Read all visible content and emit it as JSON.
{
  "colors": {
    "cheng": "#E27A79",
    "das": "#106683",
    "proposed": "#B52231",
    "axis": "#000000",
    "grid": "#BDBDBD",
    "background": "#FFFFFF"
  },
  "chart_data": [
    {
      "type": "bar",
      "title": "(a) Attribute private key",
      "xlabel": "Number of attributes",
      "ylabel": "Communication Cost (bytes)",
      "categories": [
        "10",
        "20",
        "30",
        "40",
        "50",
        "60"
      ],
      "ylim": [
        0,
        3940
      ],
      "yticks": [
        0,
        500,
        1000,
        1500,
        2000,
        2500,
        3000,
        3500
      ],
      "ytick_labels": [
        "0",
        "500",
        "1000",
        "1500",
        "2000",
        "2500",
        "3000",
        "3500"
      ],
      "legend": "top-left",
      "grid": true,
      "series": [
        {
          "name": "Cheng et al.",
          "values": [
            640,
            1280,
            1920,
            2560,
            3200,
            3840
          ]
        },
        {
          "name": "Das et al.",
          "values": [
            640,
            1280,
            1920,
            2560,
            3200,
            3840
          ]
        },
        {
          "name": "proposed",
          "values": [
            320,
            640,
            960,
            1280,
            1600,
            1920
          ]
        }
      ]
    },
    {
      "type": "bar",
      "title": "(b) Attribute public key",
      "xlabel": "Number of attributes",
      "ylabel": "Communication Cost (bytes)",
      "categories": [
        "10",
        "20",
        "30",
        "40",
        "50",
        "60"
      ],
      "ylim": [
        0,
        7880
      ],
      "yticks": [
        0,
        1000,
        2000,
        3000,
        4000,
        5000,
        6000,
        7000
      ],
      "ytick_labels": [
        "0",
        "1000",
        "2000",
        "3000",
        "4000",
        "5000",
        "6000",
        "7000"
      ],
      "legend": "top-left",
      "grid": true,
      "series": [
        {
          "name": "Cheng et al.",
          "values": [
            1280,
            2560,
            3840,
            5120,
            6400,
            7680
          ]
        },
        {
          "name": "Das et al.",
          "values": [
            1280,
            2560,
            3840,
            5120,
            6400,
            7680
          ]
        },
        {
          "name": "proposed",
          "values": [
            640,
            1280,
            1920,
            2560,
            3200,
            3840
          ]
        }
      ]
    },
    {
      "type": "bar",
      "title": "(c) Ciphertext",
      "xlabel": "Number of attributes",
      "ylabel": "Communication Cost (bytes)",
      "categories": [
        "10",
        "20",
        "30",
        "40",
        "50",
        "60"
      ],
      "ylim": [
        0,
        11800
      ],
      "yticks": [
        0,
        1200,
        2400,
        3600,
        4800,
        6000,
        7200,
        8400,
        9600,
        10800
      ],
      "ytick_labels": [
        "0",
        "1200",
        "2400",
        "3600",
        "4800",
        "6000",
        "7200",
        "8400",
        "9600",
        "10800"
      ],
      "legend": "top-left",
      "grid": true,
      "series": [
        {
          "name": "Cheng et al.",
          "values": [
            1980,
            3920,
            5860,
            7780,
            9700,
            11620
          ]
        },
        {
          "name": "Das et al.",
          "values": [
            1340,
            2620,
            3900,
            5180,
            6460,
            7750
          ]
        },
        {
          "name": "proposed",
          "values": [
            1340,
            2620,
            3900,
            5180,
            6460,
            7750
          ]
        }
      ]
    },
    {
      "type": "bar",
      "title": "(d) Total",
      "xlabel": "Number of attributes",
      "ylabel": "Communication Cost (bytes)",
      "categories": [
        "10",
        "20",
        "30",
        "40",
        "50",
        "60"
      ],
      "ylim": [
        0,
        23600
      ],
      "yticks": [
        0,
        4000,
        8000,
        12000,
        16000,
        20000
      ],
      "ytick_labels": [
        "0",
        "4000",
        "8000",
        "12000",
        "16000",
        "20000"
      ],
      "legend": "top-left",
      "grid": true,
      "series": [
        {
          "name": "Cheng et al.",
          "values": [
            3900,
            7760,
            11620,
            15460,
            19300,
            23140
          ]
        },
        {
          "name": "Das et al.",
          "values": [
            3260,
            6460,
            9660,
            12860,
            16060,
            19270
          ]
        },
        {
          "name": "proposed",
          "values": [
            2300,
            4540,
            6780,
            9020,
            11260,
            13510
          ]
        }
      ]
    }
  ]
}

Exercise: Write out every entry again, keeping each line exactly the same.

Written solution:
Read all visible content and emit it as JSON.
{
  "colors": {
    "cheng": "#E27A79",
    "das": "#106683",
    "proposed": "#B52231",
    "axis": "#000000",
    "grid": "#BDBDBD",
    "background": "#FFFFFF"
  },
  "chart_data": [
    {
      "type": "bar",
      "title": "(a) Attribute private key",
      "xlabel": "Number of attributes",
      "ylabel": "Communication Cost (bytes)",
      "categories": [
        "10",
        "20",
        "30",
        "40",
        "50",
        "60"
      ],
      "ylim": [
        0,
        3940
      ],
      "yticks": [
        0,
        500,
        1000,
        1500,
        2000,
        2500,
        3000,
        3500
      ],
      "ytick_labels": [
        "0",
        "500",
        "1000",
        "1500",
        "2000",
        "2500",
        "3000",
        "3500"
      ],
      "legend": "top-left",
      "grid": true,
      "series": [
        {
          "name": "Cheng et al.",
          "values": [
            640,
            1280,
            1920,
            2560,
            3200,
            3840
          ]
        },
        {
          "name": "Das et al.",
          "values": [
            640,
            1280,
            1920,
            2560,
            3200,
            3840
          ]
        },
        {
          "name": "proposed",
          "values": [
            320,
            640,
            960,
            1280,
            1600,
            1920
          ]
        }
      ]
    },
    {
      "type": "bar",
      "title": "(b) Attribute public key",
      "xlabel": "Number of attributes",
      "ylabel": "Communication Cost (bytes)",
      "categories": [
        "10",
        "20",
        "30",
        "40",
        "50",
        "60"
      ],
      "ylim": [
        0,
        7880
      ],
      "yticks": [
        0,
        1000,
        2000,
        3000,
        4000,
        5000,
        6000,
        7000
      ],
      "ytick_labels": [
        "0",
        "1000",
        "2000",
        "3000",
        "4000",
        "5000",
        "6000",
        "7000"
      ],
      "legend": "top-left",
      "grid": true,
      "series": [
        {
          "name": "Cheng et al.",
          "values": [
            1280,
            2560,
            3840,
            5120,
            6400,
            7680
          ]
        },
        {
          "name": "Das et al.",
          "values": [
            1280,
            2560,
            3840,
            5120,
            6400,
            7680
          ]
        },
        {
          "name": "proposed",
          "values": [
            640,
            1280,
            1920,
            2560,
            3200,
            3840
          ]
        }
      ]
    },
    {
      "type": "bar",
      "title": "(c) Ciphertext",
      "xlabel": "Number of attributes",
      "ylabel": "Communication Cost (bytes)",
      "categories": [
        "10",
        "20",
        "30",
        "40",
        "50",
        "60"
      ],
      "ylim": [
        0,
        11800
      ],
      "yticks": [
        0,
        1200,
        2400,
        3600,
        4800,
        6000,
        7200,
        8400,
        9600,
        10800
      ],
      "ytick_labels": [
        "0",
        "1200",
        "2400",
        "3600",
        "4800",
        "6000",
        "7200",
        "8400",
        "9600",
        "10800"
      ],
      "legend": "top-left",
      "grid": true,
      "series": [
        {
          "name": "Cheng et al.",
          "values": [
            1980,
            3920,
            5860,
            7780,
            9700,
            11620
          ]
        },
        {
          "name": "Das et al.",
          "values": [
            1340,
            2620,
            3900,
            5180,
            6460,
            7750
          ]
        },
        {
          "name": "proposed",
          "values": [
            1340,
            2620,
            3900,
            5180,
            6460,
            7750
          ]
        }
      ]
    },
    {
      "type": "bar",
      "title": "(d) Total",
      "xlabel": "Number of attributes",
      "ylabel": "Communication Cost (bytes)",
      "categories": [
        "10",
        "20",
        "30",
        "40",
        "50",
        "60"
      ],
      "ylim": [
        0,
        23600
      ],
      "yticks": [
        0,
        4000,
        8000,
        12000,
        16000,
        20000
      ],
      "ytick_labels": [
        "0",
        "4000",
        "8000",
        "12000",
        "16000",
        "20000"
      ],
      "legend": "top-left",
      "grid": true,
      "series": [
        {
          "name": "Cheng et al.",
          "values": [
            3900,
            7760,
            11620,
            15460,
            19300,
            23140
          ]
        },
        {
          "name": "Das et al.",
          "values": [
            3260,
            6460,
            9660,
            12860,
            16060,
            19270
          ]
        },
        {
          "name": "proposed",
          "values": [
            2300,
            4540,
            6780,
            9020,
            11260,
            13510
          ]
        }
      ]
    }
  ]
}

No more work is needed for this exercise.